— start —

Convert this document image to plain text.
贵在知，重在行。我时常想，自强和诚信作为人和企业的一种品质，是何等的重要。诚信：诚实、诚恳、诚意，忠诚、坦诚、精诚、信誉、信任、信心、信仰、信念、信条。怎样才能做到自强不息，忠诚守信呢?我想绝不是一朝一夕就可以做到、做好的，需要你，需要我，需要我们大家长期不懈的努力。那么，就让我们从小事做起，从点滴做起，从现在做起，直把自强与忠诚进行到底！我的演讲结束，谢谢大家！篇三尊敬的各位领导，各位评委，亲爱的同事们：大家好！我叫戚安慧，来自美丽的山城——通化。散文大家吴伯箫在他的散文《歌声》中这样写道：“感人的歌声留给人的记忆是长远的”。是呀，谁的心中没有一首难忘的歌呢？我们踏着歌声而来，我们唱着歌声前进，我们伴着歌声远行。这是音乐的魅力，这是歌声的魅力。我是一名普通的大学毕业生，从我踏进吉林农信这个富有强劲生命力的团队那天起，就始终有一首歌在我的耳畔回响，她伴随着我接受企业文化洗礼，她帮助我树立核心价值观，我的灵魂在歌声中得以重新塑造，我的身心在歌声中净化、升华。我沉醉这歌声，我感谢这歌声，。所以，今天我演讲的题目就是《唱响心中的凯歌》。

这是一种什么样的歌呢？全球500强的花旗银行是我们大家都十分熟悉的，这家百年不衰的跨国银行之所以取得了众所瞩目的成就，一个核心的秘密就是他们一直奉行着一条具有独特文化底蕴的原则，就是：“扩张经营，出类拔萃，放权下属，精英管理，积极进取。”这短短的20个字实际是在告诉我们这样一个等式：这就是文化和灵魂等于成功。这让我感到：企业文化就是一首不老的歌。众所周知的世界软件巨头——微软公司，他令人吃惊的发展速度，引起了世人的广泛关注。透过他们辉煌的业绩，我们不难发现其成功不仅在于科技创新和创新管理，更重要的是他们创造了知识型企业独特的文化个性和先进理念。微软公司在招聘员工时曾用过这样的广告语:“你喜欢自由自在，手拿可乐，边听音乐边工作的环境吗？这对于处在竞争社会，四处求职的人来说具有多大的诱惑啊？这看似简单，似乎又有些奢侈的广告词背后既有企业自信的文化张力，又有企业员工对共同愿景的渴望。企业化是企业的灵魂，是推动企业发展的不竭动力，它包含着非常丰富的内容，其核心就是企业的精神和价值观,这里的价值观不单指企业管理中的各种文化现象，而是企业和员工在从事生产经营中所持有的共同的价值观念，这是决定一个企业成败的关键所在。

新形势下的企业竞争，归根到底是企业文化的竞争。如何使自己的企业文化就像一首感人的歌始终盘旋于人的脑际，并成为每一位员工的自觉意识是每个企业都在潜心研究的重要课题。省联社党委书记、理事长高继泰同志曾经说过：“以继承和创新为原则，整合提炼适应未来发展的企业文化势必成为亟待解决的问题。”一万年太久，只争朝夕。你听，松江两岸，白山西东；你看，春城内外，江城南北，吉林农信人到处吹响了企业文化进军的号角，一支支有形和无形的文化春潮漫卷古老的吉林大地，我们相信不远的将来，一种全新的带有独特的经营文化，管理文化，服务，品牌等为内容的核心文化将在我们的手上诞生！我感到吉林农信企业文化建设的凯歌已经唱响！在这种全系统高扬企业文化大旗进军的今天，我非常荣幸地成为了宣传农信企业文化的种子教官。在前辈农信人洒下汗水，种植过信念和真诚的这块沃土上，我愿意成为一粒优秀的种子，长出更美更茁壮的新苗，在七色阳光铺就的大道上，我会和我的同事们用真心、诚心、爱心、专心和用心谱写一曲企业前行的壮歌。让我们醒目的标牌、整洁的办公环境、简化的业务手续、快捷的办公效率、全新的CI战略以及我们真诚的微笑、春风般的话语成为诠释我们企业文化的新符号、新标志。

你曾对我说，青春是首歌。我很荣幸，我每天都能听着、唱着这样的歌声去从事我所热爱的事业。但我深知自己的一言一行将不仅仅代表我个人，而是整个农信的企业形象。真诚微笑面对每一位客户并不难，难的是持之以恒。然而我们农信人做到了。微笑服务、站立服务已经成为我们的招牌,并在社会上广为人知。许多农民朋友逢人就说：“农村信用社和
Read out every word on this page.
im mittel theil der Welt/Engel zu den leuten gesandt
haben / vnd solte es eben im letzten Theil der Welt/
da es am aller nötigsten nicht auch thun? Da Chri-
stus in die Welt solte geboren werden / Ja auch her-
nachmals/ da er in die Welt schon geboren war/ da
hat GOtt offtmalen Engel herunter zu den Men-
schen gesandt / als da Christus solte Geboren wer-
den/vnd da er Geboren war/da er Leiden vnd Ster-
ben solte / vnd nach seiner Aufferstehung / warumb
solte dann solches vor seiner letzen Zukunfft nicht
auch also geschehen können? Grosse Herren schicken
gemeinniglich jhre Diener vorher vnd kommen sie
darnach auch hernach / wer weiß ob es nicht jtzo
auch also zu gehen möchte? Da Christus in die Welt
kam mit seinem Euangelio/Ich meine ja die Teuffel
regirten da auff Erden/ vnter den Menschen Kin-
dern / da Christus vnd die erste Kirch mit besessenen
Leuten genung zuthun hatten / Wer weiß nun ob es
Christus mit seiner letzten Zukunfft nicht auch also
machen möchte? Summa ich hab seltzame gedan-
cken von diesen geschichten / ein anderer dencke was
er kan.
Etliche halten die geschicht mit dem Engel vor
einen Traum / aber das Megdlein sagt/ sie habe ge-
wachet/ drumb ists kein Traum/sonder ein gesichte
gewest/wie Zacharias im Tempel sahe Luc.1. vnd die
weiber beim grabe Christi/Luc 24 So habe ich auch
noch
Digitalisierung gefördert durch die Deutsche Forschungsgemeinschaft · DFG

— end —

Retype the material in full. Each word must match.

* _COMPLETE RESPONSE_:
Convert this document image to plain text.
贵在知，重在行。我时常想，自强和诚信作为人和企业的一种品质，是何等的重要。诚信：诚实、诚恳、诚意，忠诚、坦诚、精诚、信誉、信任、信心、信仰、信念、信条。怎样才能做到自强不息，忠诚守信呢?我想绝不是一朝一夕就可以做到、做好的，需要你，需要我，需要我们大家长期不懈的努力。那么，就让我们从小事做起，从点滴做起，从现在做起，直把自强与忠诚进行到底！我的演讲结束，谢谢大家！篇三尊敬的各位领导，各位评委，亲爱的同事们：大家好！我叫戚安慧，来自美丽的山城——通化。散文大家吴伯箫在他的散文《歌声》中这样写道：“感人的歌声留给人的记忆是长远的”。是呀，谁的心中没有一首难忘的歌呢？我们踏着歌声而来，我们唱着歌声前进，我们伴着歌声远行。这是音乐的魅力，这是歌声的魅力。我是一名普通的大学毕业生，从我踏进吉林农信这个富有强劲生命力的团队那天起，就始终有一首歌在我的耳畔回响，她伴随着我接受企业文化洗礼，她帮助我树立核心价值观，我的灵魂在歌声中得以重新塑造，我的身心在歌声中净化、升华。我沉醉这歌声，我感谢这歌声，。所以，今天我演讲的题目就是《唱响心中的凯歌》。

这是一种什么样的歌呢？全球500强的花旗银行是我们大家都十分熟悉的，这家百年不衰的跨国银行之所以取得了众所瞩目的成就，一个核心的秘密就是他们一直奉行着一条具有独特文化底蕴的原则，就是：“扩张经营，出类拔萃，放权下属，精英管理，积极进取。”这短短的20个字实际是在告诉我们这样一个等式：这就是文化和灵魂等于成功。这让我感到：企业文化就是一首不老的歌。众所周知的世界软件巨头——微软公司，他令人吃惊的发展速度，引起了世人的广泛关注。透过他们辉煌的业绩，我们不难发现其成功不仅在于科技创新和创新管理，更重要的是他们创造了知识型企业独特的文化个性和先进理念。微软公司在招聘员工时曾用过这样的广告语:“你喜欢自由自在，手拿可乐，边听音乐边工作的环境吗？这对于处在竞争社会，四处求职的人来说具有多大的诱惑啊？这看似简单，似乎又有些奢侈的广告词背后既有企业自信的文化张力，又有企业员工对共同愿景的渴望。企业化是企业的灵魂，是推动企业发展的不竭动力，它包含着非常丰富的内容，其核心就是企业的精神和价值观,这里的价值观不单指企业管理中的各种文化现象，而是企业和员工在从事生产经营中所持有的共同的价值观念，这是决定一个企业成败的关键所在。

新形势下的企业竞争，归根到底是企业文化的竞争。如何使自己的企业文化就像一首感人的歌始终盘旋于人的脑际，并成为每一位员工的自觉意识是每个企业都在潜心研究的重要课题。省联社党委书记、理事长高继泰同志曾经说过：“以继承和创新为原则，整合提炼适应未来发展的企业文化势必成为亟待解决的问题。”一万年太久，只争朝夕。你听，松江两岸，白山西东；你看，春城内外，江城南北，吉林农信人到处吹响了企业文化进军的号角，一支支有形和无形的文化春潮漫卷古老的吉林大地，我们相信不远的将来，一种全新的带有独特的经营文化，管理文化，服务，品牌等为内容的核心文化将在我们的手上诞生！我感到吉林农信企业文化建设的凯歌已经唱响！在这种全系统高扬企业文化大旗进军的今天，我非常荣幸地成为了宣传农信企业文化的种子教官。在前辈农信人洒下汗水，种植过信念和真诚的这块沃土上，我愿意成为一粒优秀的种子，长出更美更茁壮的新苗，在七色阳光铺就的大道上，我会和我的同事们用真心、诚心、爱心、专心和用心谱写一曲企业前行的壮歌。让我们醒目的标牌、整洁的办公环境、简化的业务手续、快捷的办公效率、全新的CI战略以及我们真诚的微笑、春风般的话语成为诠释我们企业文化的新符号、新标志。

你曾对我说，青春是首歌。我很荣幸，我每天都能听着、唱着这样的歌声去从事我所热爱的事业。但我深知自己的一言一行将不仅仅代表我个人，而是整个农信的企业形象。真诚微笑面对每一位客户并不难，难的是持之以恒。然而我们农信人做到了。微笑服务、站立服务已经成为我们的招牌,并在社会上广为人知。许多农民朋友逢人就说：“农村信用社和
Read out every word on this page.
im mittel theil der Welt/Engel zu den leuten gesandt
haben / vnd solte es eben im letzten Theil der Welt/
da es am aller nötigsten nicht auch thun? Da Chri-
stus in die Welt solte geboren werden / Ja auch her-
nachmals/ da er in die Welt schon geboren war/ da
hat GOtt offtmalen Engel herunter zu den Men-
schen gesandt / als da Christus solte Geboren wer-
den/vnd da er Geboren war/da er Leiden vnd Ster-
ben solte / vnd nach seiner Aufferstehung / warumb
solte dann solches vor seiner letzen Zukunfft nicht
auch also geschehen können? Grosse Herren schicken
gemeinniglich jhre Diener vorher vnd kommen sie
darnach auch hernach / wer weiß ob es nicht jtzo
auch also zu gehen möchte? Da Christus in die Welt
kam mit seinem Euangelio/Ich meine ja die Teuffel
regirten da auff Erden/ vnter den Menschen Kin-
dern / da Christus vnd die erste Kirch mit besessenen
Leuten genung zuthun hatten / Wer weiß nun ob es
Christus mit seiner letzten Zukunfft nicht auch also
machen möchte? Summa ich hab seltzame gedan-
cken von diesen geschichten / ein anderer dencke was
er kan.
Etliche halten die geschicht mit dem Engel vor
einen Traum / aber das Megdlein sagt/ sie habe ge-
wachet/ drumb ists kein Traum/sonder ein gesichte
gewest/wie Zacharias im Tempel sahe Luc.1. vnd die
weiber beim grabe Christi/Luc 24 So habe ich auch
noch
Digitalisierung gefördert durch die Deutsche Forschungsgemeinschaft · DFG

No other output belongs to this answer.